#### Task material ####
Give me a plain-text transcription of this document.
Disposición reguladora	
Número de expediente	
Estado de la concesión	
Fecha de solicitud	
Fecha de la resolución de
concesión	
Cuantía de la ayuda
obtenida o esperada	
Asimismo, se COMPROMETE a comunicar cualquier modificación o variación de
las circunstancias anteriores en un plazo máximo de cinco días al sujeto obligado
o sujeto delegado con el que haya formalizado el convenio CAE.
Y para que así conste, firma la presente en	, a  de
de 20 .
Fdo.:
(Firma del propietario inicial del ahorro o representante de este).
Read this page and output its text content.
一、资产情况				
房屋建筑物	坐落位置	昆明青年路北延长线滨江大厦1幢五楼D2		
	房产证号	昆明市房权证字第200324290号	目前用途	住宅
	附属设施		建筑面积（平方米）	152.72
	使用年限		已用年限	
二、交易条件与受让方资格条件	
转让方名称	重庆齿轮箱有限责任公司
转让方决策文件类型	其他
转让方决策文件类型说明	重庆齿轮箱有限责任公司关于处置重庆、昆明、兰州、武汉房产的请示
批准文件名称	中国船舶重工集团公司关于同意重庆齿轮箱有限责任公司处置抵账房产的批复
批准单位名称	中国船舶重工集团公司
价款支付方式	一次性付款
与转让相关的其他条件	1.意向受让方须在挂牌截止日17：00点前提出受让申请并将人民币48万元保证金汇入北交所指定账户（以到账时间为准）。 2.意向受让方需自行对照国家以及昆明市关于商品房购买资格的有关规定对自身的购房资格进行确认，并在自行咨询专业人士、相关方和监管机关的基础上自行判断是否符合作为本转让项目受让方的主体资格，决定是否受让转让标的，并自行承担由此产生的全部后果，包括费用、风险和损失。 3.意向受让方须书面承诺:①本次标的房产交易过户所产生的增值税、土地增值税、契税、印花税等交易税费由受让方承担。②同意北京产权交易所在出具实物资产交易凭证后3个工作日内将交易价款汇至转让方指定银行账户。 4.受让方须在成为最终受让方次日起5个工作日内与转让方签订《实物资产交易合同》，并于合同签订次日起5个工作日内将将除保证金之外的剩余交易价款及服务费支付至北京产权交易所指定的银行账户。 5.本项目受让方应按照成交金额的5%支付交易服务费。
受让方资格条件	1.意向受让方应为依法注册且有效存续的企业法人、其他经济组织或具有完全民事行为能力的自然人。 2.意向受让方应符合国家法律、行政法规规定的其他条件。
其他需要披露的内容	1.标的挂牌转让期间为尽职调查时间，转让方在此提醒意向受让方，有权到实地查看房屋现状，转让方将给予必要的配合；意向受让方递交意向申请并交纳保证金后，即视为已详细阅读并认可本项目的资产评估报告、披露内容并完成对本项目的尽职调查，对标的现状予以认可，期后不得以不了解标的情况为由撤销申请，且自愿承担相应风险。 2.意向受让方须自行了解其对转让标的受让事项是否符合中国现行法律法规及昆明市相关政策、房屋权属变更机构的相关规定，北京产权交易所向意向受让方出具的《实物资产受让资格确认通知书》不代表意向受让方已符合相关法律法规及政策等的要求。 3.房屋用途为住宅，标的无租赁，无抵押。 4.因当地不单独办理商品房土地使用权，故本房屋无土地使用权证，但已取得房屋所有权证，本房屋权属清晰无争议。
####
Every record above must be duplicated exactly.

**Worked answer**
Give me a plain-text transcription of this document.
Disposición reguladora	
Número de expediente	
Estado de la concesión	
Fecha de solicitud	
Fecha de la resolución de
concesión	
Cuantía de la ayuda
obtenida o esperada	
Asimismo, se COMPROMETE a comunicar cualquier modificación o variación de
las circunstancias anteriores en un plazo máximo de cinco días al sujeto obligado
o sujeto delegado con el que haya formalizado el convenio CAE.
Y para que así conste, firma la presente en	, a  de
de 20 .
Fdo.:
(Firma del propietario inicial del ahorro o representante de este).
Read this page and output its text content.
一、资产情况				
房屋建筑物	坐落位置	昆明青年路北延长线滨江大厦1幢五楼D2		
	房产证号	昆明市房权证字第200324290号	目前用途	住宅
	附属设施		建筑面积（平方米）	152.72
	使用年限		已用年限	
二、交易条件与受让方资格条件	
转让方名称	重庆齿轮箱有限责任公司
转让方决策文件类型	其他
转让方决策文件类型说明	重庆齿轮箱有限责任公司关于处置重庆、昆明、兰州、武汉房产的请示
批准文件名称	中国船舶重工集团公司关于同意重庆齿轮箱有限责任公司处置抵账房产的批复
批准单位名称	中国船舶重工集团公司
价款支付方式	一次性付款
与转让相关的其他条件	1.意向受让方须在挂牌截止日17：00点前提出受让申请并将人民币48万元保证金汇入北交所指定账户（以到账时间为准）。 2.意向受让方需自行对照国家以及昆明市关于商品房购买资格的有关规定对自身的购房资格进行确认，并在自行咨询专业人士、相关方和监管机关的基础上自行判断是否符合作为本转让项目受让方的主体资格，决定是否受让转让标的，并自行承担由此产生的全部后果，包括费用、风险和损失。 3.意向受让方须书面承诺:①本次标的房产交易过户所产生的增值税、土地增值税、契税、印花税等交易税费由受让方承担。②同意北京产权交易所在出具实物资产交易凭证后3个工作日内将交易价款汇至转让方指定银行账户。 4.受让方须在成为最终受让方次日起5个工作日内与转让方签订《实物资产交易合同》，并于合同签订次日起5个工作日内将将除保证金之外的剩余交易价款及服务费支付至北京产权交易所指定的银行账户。 5.本项目受让方应按照成交金额的5%支付交易服务费。
受让方资格条件	1.意向受让方应为依法注册且有效存续的企业法人、其他经济组织或具有完全民事行为能力的自然人。 2.意向受让方应符合国家法律、行政法规规定的其他条件。
其他需要披露的内容	1.标的挂牌转让期间为尽职调查时间，转让方在此提醒意向受让方，有权到实地查看房屋现状，转让方将给予必要的配合；意向受让方递交意向申请并交纳保证金后，即视为已详细阅读并认可本项目的资产评估报告、披露内容并完成对本项目的尽职调查，对标的现状予以认可，期后不得以不了解标的情况为由撤销申请，且自愿承担相应风险。 2.意向受让方须自行了解其对转让标的受让事项是否符合中国现行法律法规及昆明市相关政策、房屋权属变更机构的相关规定，北京产权交易所向意向受让方出具的《实物资产受让资格确认通知书》不代表意向受让方已符合相关法律法规及政策等的要求。 3.房屋用途为住宅，标的无租赁，无抵押。 4.因当地不单独办理商品房土地使用权，故本房屋无土地使用权证，但已取得房屋所有权证，本房屋权属清晰无争议。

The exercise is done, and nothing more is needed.